** DIRECTIVE **
Retype each record shown below, leaving every character as it is.

-----

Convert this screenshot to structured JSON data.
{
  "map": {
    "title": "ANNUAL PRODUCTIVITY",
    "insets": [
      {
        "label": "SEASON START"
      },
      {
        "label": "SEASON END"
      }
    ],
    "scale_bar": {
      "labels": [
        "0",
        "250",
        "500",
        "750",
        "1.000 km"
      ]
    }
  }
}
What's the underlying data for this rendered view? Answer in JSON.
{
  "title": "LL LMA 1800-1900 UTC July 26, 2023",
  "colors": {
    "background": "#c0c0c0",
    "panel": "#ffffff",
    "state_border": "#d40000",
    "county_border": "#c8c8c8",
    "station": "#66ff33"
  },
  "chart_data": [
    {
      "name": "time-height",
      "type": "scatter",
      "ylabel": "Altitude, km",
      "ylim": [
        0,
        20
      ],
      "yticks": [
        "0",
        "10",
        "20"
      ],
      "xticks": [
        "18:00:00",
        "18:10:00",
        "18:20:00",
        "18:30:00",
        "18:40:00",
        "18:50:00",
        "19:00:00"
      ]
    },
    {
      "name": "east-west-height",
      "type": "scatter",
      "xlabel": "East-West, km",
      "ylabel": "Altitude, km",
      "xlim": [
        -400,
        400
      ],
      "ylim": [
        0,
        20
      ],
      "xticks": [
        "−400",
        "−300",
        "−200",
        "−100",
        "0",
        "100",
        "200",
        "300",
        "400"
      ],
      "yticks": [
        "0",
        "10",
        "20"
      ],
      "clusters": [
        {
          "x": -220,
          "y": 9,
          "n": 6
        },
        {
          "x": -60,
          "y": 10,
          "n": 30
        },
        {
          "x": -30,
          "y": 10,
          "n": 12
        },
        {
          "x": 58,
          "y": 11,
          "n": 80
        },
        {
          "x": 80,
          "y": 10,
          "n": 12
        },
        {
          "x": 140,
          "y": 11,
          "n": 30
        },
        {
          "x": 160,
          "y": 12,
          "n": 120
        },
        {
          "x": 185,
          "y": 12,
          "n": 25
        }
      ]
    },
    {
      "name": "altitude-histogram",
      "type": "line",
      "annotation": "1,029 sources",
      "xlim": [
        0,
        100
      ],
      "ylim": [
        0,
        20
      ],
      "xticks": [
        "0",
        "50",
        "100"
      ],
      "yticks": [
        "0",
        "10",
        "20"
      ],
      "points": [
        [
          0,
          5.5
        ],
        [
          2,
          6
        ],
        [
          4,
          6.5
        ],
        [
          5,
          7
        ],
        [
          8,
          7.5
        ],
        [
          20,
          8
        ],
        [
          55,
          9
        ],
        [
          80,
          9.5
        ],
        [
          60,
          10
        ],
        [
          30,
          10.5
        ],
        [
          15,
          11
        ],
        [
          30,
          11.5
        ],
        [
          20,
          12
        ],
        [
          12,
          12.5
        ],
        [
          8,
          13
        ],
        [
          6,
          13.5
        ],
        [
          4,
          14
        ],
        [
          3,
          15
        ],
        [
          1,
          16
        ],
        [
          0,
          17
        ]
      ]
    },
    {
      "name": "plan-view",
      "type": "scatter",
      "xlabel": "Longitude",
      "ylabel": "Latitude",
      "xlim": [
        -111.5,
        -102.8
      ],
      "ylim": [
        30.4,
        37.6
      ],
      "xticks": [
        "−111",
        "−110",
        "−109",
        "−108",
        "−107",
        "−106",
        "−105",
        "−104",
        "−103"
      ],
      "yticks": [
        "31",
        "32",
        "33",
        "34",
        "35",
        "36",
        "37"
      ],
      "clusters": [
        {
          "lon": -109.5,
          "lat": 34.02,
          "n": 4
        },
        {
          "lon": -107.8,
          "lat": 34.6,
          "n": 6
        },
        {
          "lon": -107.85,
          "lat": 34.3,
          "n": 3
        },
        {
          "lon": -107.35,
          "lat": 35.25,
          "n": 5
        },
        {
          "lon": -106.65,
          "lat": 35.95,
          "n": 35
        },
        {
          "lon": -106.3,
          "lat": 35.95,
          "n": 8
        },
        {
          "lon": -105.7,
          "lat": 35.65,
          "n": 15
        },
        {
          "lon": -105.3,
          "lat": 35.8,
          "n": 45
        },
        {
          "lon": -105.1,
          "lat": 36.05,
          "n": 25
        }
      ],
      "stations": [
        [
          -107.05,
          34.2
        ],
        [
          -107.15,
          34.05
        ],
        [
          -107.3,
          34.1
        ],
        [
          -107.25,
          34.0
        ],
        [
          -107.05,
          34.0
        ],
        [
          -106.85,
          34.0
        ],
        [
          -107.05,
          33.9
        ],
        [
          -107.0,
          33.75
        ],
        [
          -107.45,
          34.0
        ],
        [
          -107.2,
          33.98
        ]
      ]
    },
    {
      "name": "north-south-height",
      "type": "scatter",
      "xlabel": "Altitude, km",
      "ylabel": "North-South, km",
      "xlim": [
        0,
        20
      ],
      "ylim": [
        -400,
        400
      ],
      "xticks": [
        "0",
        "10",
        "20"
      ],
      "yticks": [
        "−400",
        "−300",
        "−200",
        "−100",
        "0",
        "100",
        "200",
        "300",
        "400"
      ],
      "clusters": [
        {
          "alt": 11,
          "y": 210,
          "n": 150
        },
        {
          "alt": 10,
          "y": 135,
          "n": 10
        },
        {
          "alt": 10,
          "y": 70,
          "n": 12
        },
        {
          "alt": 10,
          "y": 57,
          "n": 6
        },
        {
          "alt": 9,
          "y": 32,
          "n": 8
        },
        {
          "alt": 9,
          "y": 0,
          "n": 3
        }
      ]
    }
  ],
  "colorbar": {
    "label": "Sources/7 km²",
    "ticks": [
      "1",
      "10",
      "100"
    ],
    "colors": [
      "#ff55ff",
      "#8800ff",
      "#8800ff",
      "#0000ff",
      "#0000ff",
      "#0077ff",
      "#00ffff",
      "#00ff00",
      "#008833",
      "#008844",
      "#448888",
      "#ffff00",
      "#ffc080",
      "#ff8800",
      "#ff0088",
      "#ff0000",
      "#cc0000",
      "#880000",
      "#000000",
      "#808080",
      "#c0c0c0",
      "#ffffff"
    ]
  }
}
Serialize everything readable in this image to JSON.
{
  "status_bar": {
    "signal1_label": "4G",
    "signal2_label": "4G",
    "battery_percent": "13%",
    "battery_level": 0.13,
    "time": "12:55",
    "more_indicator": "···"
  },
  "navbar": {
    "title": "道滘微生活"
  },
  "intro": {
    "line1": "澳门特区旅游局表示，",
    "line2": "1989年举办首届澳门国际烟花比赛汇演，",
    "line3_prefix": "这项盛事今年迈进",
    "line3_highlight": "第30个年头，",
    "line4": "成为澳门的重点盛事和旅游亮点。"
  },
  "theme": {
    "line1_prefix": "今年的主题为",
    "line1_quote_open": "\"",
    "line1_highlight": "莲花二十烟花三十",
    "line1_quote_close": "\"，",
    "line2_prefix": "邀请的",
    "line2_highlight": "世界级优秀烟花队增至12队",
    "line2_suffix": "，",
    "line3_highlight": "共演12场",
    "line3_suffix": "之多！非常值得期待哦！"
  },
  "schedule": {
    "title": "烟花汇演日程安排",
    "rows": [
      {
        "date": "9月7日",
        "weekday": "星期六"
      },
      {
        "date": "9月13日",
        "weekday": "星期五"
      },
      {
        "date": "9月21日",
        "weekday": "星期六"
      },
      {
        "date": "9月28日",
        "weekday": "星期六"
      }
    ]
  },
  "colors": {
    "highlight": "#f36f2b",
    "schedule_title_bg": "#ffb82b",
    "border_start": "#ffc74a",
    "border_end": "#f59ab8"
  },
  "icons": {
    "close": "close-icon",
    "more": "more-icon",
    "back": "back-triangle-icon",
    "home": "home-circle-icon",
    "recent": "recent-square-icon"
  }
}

-----

** COMPLETED EXERCISE **
Convert this screenshot to structured JSON data.
{
  "map": {
    "title": "ANNUAL PRODUCTIVITY",
    "insets": [
      {
        "label": "SEASON START"
      },
      {
        "label": "SEASON END"
      }
    ],
    "scale_bar": {
      "labels": [
        "0",
        "250",
        "500",
        "750",
        "1.000 km"
      ]
    }
  }
}
What's the underlying data for this rendered view? Answer in JSON.
{
  "title": "LL LMA 1800-1900 UTC July 26, 2023",
  "colors": {
    "background": "#c0c0c0",
    "panel": "#ffffff",
    "state_border": "#d40000",
    "county_border": "#c8c8c8",
    "station": "#66ff33"
  },
  "chart_data": [
    {
      "name": "time-height",
      "type": "scatter",
      "ylabel": "Altitude, km",
      "ylim": [
        0,
        20
      ],
      "yticks": [
        "0",
        "10",
        "20"
      ],
      "xticks": [
        "18:00:00",
        "18:10:00",
        "18:20:00",
        "18:30:00",
        "18:40:00",
        "18:50:00",
        "19:00:00"
      ]
    },
    {
      "name": "east-west-height",
      "type": "scatter",
      "xlabel": "East-West, km",
      "ylabel": "Altitude, km",
      "xlim": [
        -400,
        400
      ],
      "ylim": [
        0,
        20
      ],
      "xticks": [
        "−400",
        "−300",
        "−200",
        "−100",
        "0",
        "100",
        "200",
        "300",
        "400"
      ],
      "yticks": [
        "0",
        "10",
        "20"
      ],
      "clusters": [
        {
          "x": -220,
          "y": 9,
          "n": 6
        },
        {
          "x": -60,
          "y": 10,
          "n": 30
        },
        {
          "x": -30,
          "y": 10,
          "n": 12
        },
        {
          "x": 58,
          "y": 11,
          "n": 80
        },
        {
          "x": 80,
          "y": 10,
          "n": 12
        },
        {
          "x": 140,
          "y": 11,
          "n": 30
        },
        {
          "x": 160,
          "y": 12,
          "n": 120
        },
        {
          "x": 185,
          "y": 12,
          "n": 25
        }
      ]
    },
    {
      "name": "altitude-histogram",
      "type": "line",
      "annotation": "1,029 sources",
      "xlim": [
        0,
        100
      ],
      "ylim": [
        0,
        20
      ],
      "xticks": [
        "0",
        "50",
        "100"
      ],
      "yticks": [
        "0",
        "10",
        "20"
      ],
      "points": [
        [
          0,
          5.5
        ],
        [
          2,
          6
        ],
        [
          4,
          6.5
        ],
        [
          5,
          7
        ],
        [
          8,
          7.5
        ],
        [
          20,
          8
        ],
        [
          55,
          9
        ],
        [
          80,
          9.5
        ],
        [
          60,
          10
        ],
        [
          30,
          10.5
        ],
        [
          15,
          11
        ],
        [
          30,
          11.5
        ],
        [
          20,
          12
        ],
        [
          12,
          12.5
        ],
        [
          8,
          13
        ],
        [
          6,
          13.5
        ],
        [
          4,
          14
        ],
        [
          3,
          15
        ],
        [
          1,
          16
        ],
        [
          0,
          17
        ]
      ]
    },
    {
      "name": "plan-view",
      "type": "scatter",
      "xlabel": "Longitude",
      "ylabel": "Latitude",
      "xlim": [
        -111.5,
        -102.8
      ],
      "ylim": [
        30.4,
        37.6
      ],
      "xticks": [
        "−111",
        "−110",
        "−109",
        "−108",
        "−107",
        "−106",
        "−105",
        "−104",
        "−103"
      ],
      "yticks": [
        "31",
        "32",
        "33",
        "34",
        "35",
        "36",
        "37"
      ],
      "clusters": [
        {
          "lon": -109.5,
          "lat": 34.02,
          "n": 4
        },
        {
          "lon": -107.8,
          "lat": 34.6,
          "n": 6
        },
        {
          "lon": -107.85,
          "lat": 34.3,
          "n": 3
        },
        {
          "lon": -107.35,
          "lat": 35.25,
          "n": 5
        },
        {
          "lon": -106.65,
          "lat": 35.95,
          "n": 35
        },
        {
          "lon": -106.3,
          "lat": 35.95,
          "n": 8
        },
        {
          "lon": -105.7,
          "lat": 35.65,
          "n": 15
        },
        {
          "lon": -105.3,
          "lat": 35.8,
          "n": 45
        },
        {
          "lon": -105.1,
          "lat": 36.05,
          "n": 25
        }
      ],
      "stations": [
        [
          -107.05,
          34.2
        ],
        [
          -107.15,
          34.05
        ],
        [
          -107.3,
          34.1
        ],
        [
          -107.25,
          34.0
        ],
        [
          -107.05,
          34.0
        ],
        [
          -106.85,
          34.0
        ],
        [
          -107.05,
          33.9
        ],
        [
          -107.0,
          33.75
        ],
        [
          -107.45,
          34.0
        ],
        [
          -107.2,
          33.98
        ]
      ]
    },
    {
      "name": "north-south-height",
      "type": "scatter",
      "xlabel": "Altitude, km",
      "ylabel": "North-South, km",
      "xlim": [
        0,
        20
      ],
      "ylim": [
        -400,
        400
      ],
      "xticks": [
        "0",
        "10",
        "20"
      ],
      "yticks": [
        "−400",
        "−300",
        "−200",
        "−100",
        "0",
        "100",
        "200",
        "300",
        "400"
      ],
      "clusters": [
        {
          "alt": 11,
          "y": 210,
          "n": 150
        },
        {
          "alt": 10,
          "y": 135,
          "n": 10
        },
        {
          "alt": 10,
          "y": 70,
          "n": 12
        },
        {
          "alt": 10,
          "y": 57,
          "n": 6
        },
        {
          "alt": 9,
          "y": 32,
          "n": 8
        },
        {
          "alt": 9,
          "y": 0,
          "n": 3
        }
      ]
    }
  ],
  "colorbar": {
    "label": "Sources/7 km²",
    "ticks": [
      "1",
      "10",
      "100"
    ],
    "colors": [
      "#ff55ff",
      "#8800ff",
      "#8800ff",
      "#0000ff",
      "#0000ff",
      "#0077ff",
      "#00ffff",
      "#00ff00",
      "#008833",
      "#008844",
      "#448888",
      "#ffff00",
      "#ffc080",
      "#ff8800",
      "#ff0088",
      "#ff0000",
      "#cc0000",
      "#880000",
      "#000000",
      "#808080",
      "#c0c0c0",
      "#ffffff"
    ]
  }
}
Serialize everything readable in this image to JSON.
{
  "status_bar": {
    "signal1_label": "4G",
    "signal2_label": "4G",
    "battery_percent": "13%",
    "battery_level": 0.13,
    "time": "12:55",
    "more_indicator": "···"
  },
  "navbar": {
    "title": "道滘微生活"
  },
  "intro": {
    "line1": "澳门特区旅游局表示，",
    "line2": "1989年举办首届澳门国际烟花比赛汇演，",
    "line3_prefix": "这项盛事今年迈进",
    "line3_highlight": "第30个年头，",
    "line4": "成为澳门的重点盛事和旅游亮点。"
  },
  "theme": {
    "line1_prefix": "今年的主题为",
    "line1_quote_open": "\"",
    "line1_highlight": "莲花二十烟花三十",
    "line1_quote_close": "\"，",
    "line2_prefix": "邀请的",
    "line2_highlight": "世界级优秀烟花队增至12队",
    "line2_suffix": "，",
    "line3_highlight": "共演12场",
    "line3_suffix": "之多！非常值得期待哦！"
  },
  "schedule": {
    "title": "烟花汇演日程安排",
    "rows": [
      {
        "date": "9月7日",
        "weekday": "星期六"
      },
      {
        "date": "9月13日",
        "weekday": "星期五"
      },
      {
        "date": "9月21日",
        "weekday": "星期六"
      },
      {
        "date": "9月28日",
        "weekday": "星期六"
      }
    ]
  },
  "colors": {
    "highlight": "#f36f2b",
    "schedule_title_bg": "#ffb82b",
    "border_start": "#ffc74a",
    "border_end": "#f59ab8"
  },
  "icons": {
    "close": "close-icon",
    "more": "more-icon",
    "back": "back-triangle-icon",
    "home": "home-circle-icon",
    "recent": "recent-square-icon"
  }
}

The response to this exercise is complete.